What needs to be done:
Copy each line of the data below exactly, leaving out pictures.

Exercise inputs:
───

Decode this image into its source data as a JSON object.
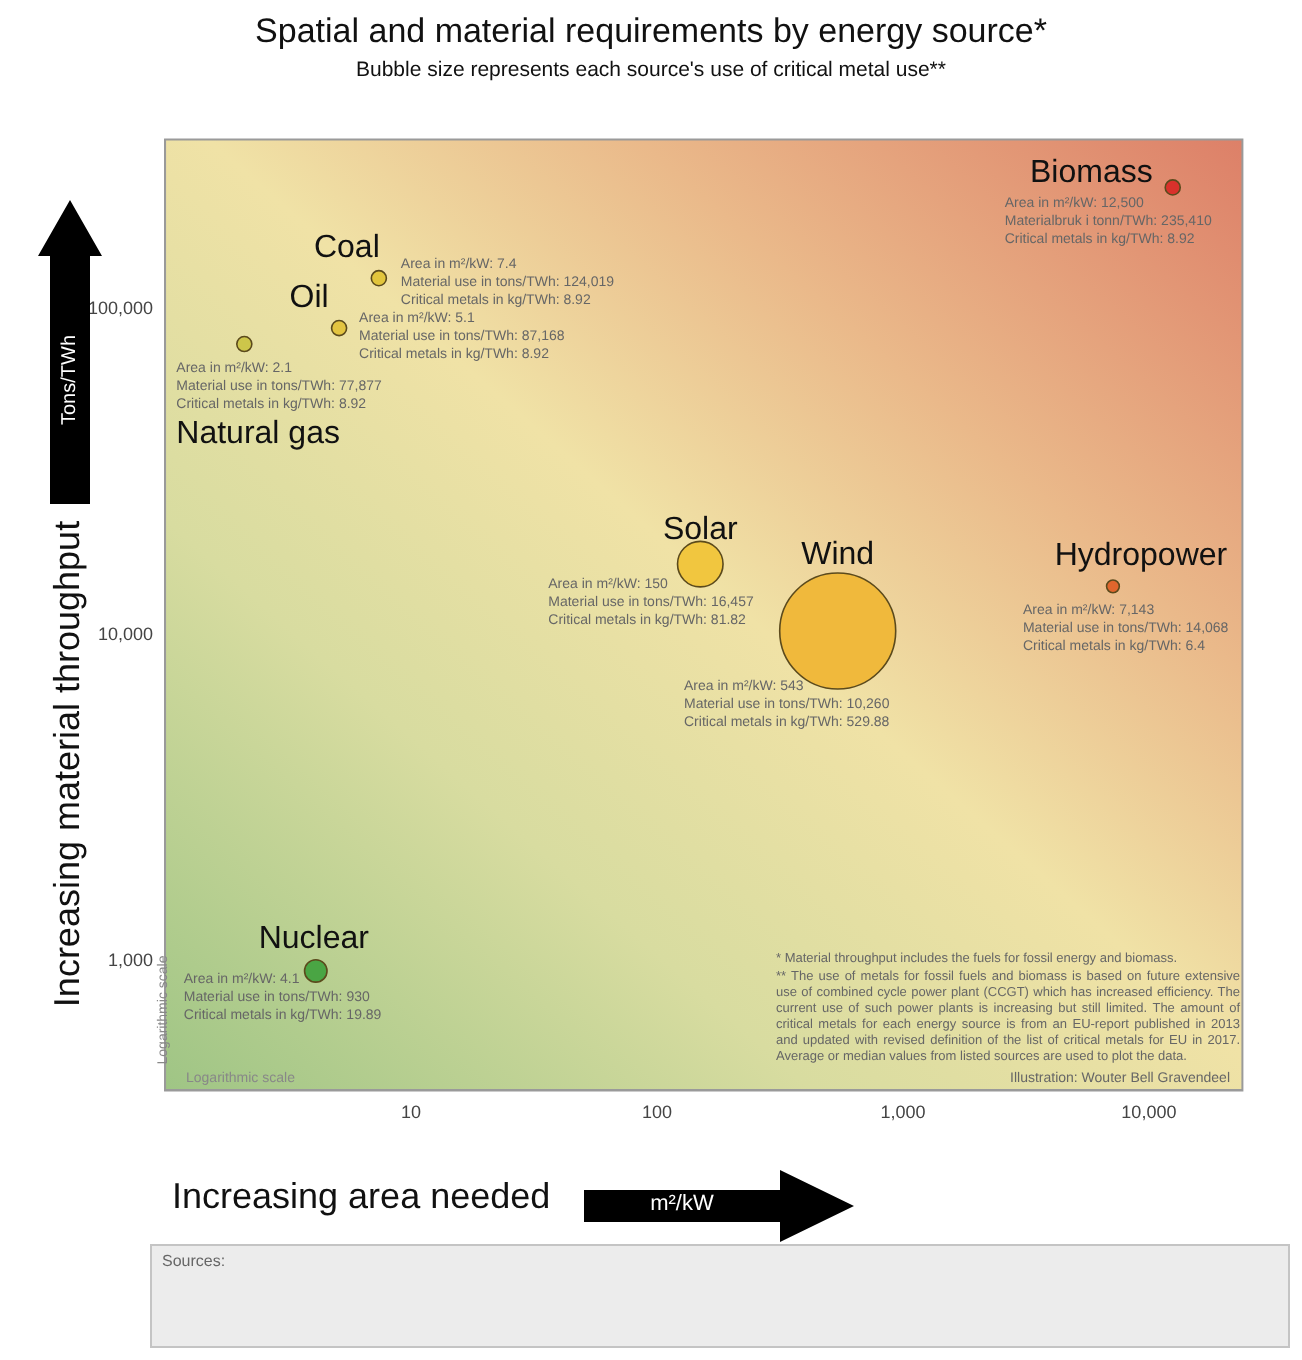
{
  "chart_data": {
    "type": "bubble",
    "title": "Spatial and material requirements by energy source*",
    "subtitle": "Bubble size represents each source's use of critical metal use**",
    "xlabel": "Increasing area needed",
    "ylabel": "Increasing material throughput",
    "log": "xy",
    "xlim": [
      1,
      24000
    ],
    "xticks": [
      10,
      100,
      {
        "value": 1000,
        "label": "1,000"
      },
      {
        "value": 10000,
        "label": "10,000"
      }
    ],
    "ylim": [
      400,
      330000
    ],
    "yticks": [
      {
        "value": 1000,
        "label": "1,000"
      },
      {
        "value": 10000,
        "label": "10,000"
      },
      {
        "value": 100000,
        "label": "100,000"
      }
    ],
    "grid": false,
    "series": [
      {
        "name": "Coal",
        "color": "#e2c53c",
        "x": [
          7.4
        ],
        "values": [
          124019
        ],
        "sizes": [
          0.0168
        ]
      },
      {
        "name": "Oil",
        "color": "#e3c440",
        "x": [
          5.1
        ],
        "values": [
          87168
        ],
        "sizes": [
          0.0168
        ]
      },
      {
        "name": "Natural gas",
        "color": "#cdc64a",
        "x": [
          2.1
        ],
        "values": [
          77877
        ],
        "sizes": [
          0.0168
        ]
      },
      {
        "name": "Biomass",
        "color": "#d9312b",
        "x": [
          12500
        ],
        "values": [
          235410
        ],
        "sizes": [
          0.0168
        ]
      },
      {
        "name": "Solar",
        "color": "#f1c63f",
        "x": [
          150
        ],
        "values": [
          16457
        ],
        "sizes": [
          0.154
        ]
      },
      {
        "name": "Wind",
        "color": "#f0b93c",
        "x": [
          543
        ],
        "values": [
          10260
        ],
        "sizes": [
          1
        ]
      },
      {
        "name": "Hydropower",
        "color": "#e0662d",
        "x": [
          7143
        ],
        "values": [
          14068
        ],
        "sizes": [
          0.0121
        ]
      },
      {
        "name": "Nuclear",
        "color": "#4aa544",
        "x": [
          4.1
        ],
        "values": [
          930
        ],
        "sizes": [
          0.0375
        ]
      }
    ],
    "annotations": [
      {
        "text": "Area in m²/kW: 7.4\nMaterial use in tons/TWh: 124,019\nCritical metals in kg/TWh: 8.92",
        "x": 7.4,
        "y": 124019
      },
      {
        "text": "Area in m²/kW: 5.1\nMaterial use in tons/TWh: 87,168\nCritical metals in kg/TWh: 8.92",
        "x": 5.1,
        "y": 87168
      },
      {
        "text": "Area in m²/kW: 2.1\nMaterial use in tons/TWh: 77,877\nCritical metals in kg/TWh: 8.92",
        "x": 2.1,
        "y": 77877
      },
      {
        "text": "Area in m²/kW: 12,500\nMaterialbruk i tonn/TWh: 235,410\nCritical metals in kg/TWh: 8.92",
        "x": 12500,
        "y": 235410
      },
      {
        "text": "Area in m²/kW: 150\nMaterial use in tons/TWh: 16,457\nCritical metals in kg/TWh: 81.82",
        "x": 150,
        "y": 16457
      },
      {
        "text": "Area in m²/kW: 7,143\nMaterial use in tons/TWh: 14,068\nCritical metals in kg/TWh: 6.4",
        "x": 7143,
        "y": 14068
      },
      {
        "text": "Area in m²/kW: 4.1\nMaterial use in tons/TWh: 930\nCritical metals in kg/TWh: 19.89",
        "x": 4.1,
        "y": 930
      },
      "* Material throughput includes the fuels for fossil energy and biomass.",
      "** The use of metals for fossil fuels and biomass is based on future extensive use of combined cycle power plant (CCGT) which has increased efficiency. The current use of such power plants is increasing but still limited. The amount of critical metals for each energy source is from an EU-report published in 2013 and updated with revised definition of the list of critical metals for EU in 2017. Average or median values from listed sources are used to plot the data.",
      "Illustration: Wouter Bell Gravendeel",
      "Logarithmic scale",
      "Logarithmic scale",
      "m²/kW",
      "Tons/TWh",
      "Sources:",
      "Area in m²/kW: 543\nMaterial use in tons/TWh: 10,260\nCritical metals in kg/TWh: 529.88"
    ]
  }
}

───

Output below:
Decode this image into its source data as a JSON object.
{
  "chart_data": {
    "type": "bubble",
    "title": "Spatial and material requirements by energy source*",
    "subtitle": "Bubble size represents each source's use of critical metal use**",
    "xlabel": "Increasing area needed",
    "ylabel": "Increasing material throughput",
    "log": "xy",
    "xlim": [
      1,
      24000
    ],
    "xticks": [
      10,
      100,
      {
        "value": 1000,
        "label": "1,000"
      },
      {
        "value": 10000,
        "label": "10,000"
      }
    ],
    "ylim": [
      400,
      330000
    ],
    "yticks": [
      {
        "value": 1000,
        "label": "1,000"
      },
      {
        "value": 10000,
        "label": "10,000"
      },
      {
        "value": 100000,
        "label": "100,000"
      }
    ],
    "grid": false,
    "series": [
      {
        "name": "Coal",
        "color": "#e2c53c",
        "x": [
          7.4
        ],
        "values": [
          124019
        ],
        "sizes": [
          0.0168
        ]
      },
      {
        "name": "Oil",
        "color": "#e3c440",
        "x": [
          5.1
        ],
        "values": [
          87168
        ],
        "sizes": [
          0.0168
        ]
      },
      {
        "name": "Natural gas",
        "color": "#cdc64a",
        "x": [
          2.1
        ],
        "values": [
          77877
        ],
        "sizes": [
          0.0168
        ]
      },
      {
        "name": "Biomass",
        "color": "#d9312b",
        "x": [
          12500
        ],
        "values": [
          235410
        ],
        "sizes": [
          0.0168
        ]
      },
      {
        "name": "Solar",
        "color": "#f1c63f",
        "x": [
          150
        ],
        "values": [
          16457
        ],
        "sizes": [
          0.154
        ]
      },
      {
        "name": "Wind",
        "color": "#f0b93c",
        "x": [
          543
        ],
        "values": [
          10260
        ],
        "sizes": [
          1
        ]
      },
      {
        "name": "Hydropower",
        "color": "#e0662d",
        "x": [
          7143
        ],
        "values": [
          14068
        ],
        "sizes": [
          0.0121
        ]
      },
      {
        "name": "Nuclear",
        "color": "#4aa544",
        "x": [
          4.1
        ],
        "values": [
          930
        ],
        "sizes": [
          0.0375
        ]
      }
    ],
    "annotations": [
      {
        "text": "Area in m²/kW: 7.4\nMaterial use in tons/TWh: 124,019\nCritical metals in kg/TWh: 8.92",
        "x": 7.4,
        "y": 124019
      },
      {
        "text": "Area in m²/kW: 5.1\nMaterial use in tons/TWh: 87,168\nCritical metals in kg/TWh: 8.92",
        "x": 5.1,
        "y": 87168
      },
      {
        "text": "Area in m²/kW: 2.1\nMaterial use in tons/TWh: 77,877\nCritical metals in kg/TWh: 8.92",
        "x": 2.1,
        "y": 77877
      },
      {
        "text": "Area in m²/kW: 12,500\nMaterialbruk i tonn/TWh: 235,410\nCritical metals in kg/TWh: 8.92",
        "x": 12500,
        "y": 235410
      },
      {
        "text": "Area in m²/kW: 150\nMaterial use in tons/TWh: 16,457\nCritical metals in kg/TWh: 81.82",
        "x": 150,
        "y": 16457
      },
      {
        "text": "Area in m²/kW: 7,143\nMaterial use in tons/TWh: 14,068\nCritical metals in kg/TWh: 6.4",
        "x": 7143,
        "y": 14068
      },
      {
        "text": "Area in m²/kW: 4.1\nMaterial use in tons/TWh: 930\nCritical metals in kg/TWh: 19.89",
        "x": 4.1,
        "y": 930
      },
      "* Material throughput includes the fuels for fossil energy and biomass.",
      "** The use of metals for fossil fuels and biomass is based on future extensive use of combined cycle power plant (CCGT) which has increased efficiency. The current use of such power plants is increasing but still limited. The amount of critical metals for each energy source is from an EU-report published in 2013 and updated with revised definition of the list of critical metals for EU in 2017. Average or median values from listed sources are used to plot the data.",
      "Illustration: Wouter Bell Gravendeel",
      "Logarithmic scale",
      "Logarithmic scale",
      "m²/kW",
      "Tons/TWh",
      "Sources:",
      "Area in m²/kW: 543\nMaterial use in tons/TWh: 10,260\nCritical metals in kg/TWh: 529.88"
    ]
  }
}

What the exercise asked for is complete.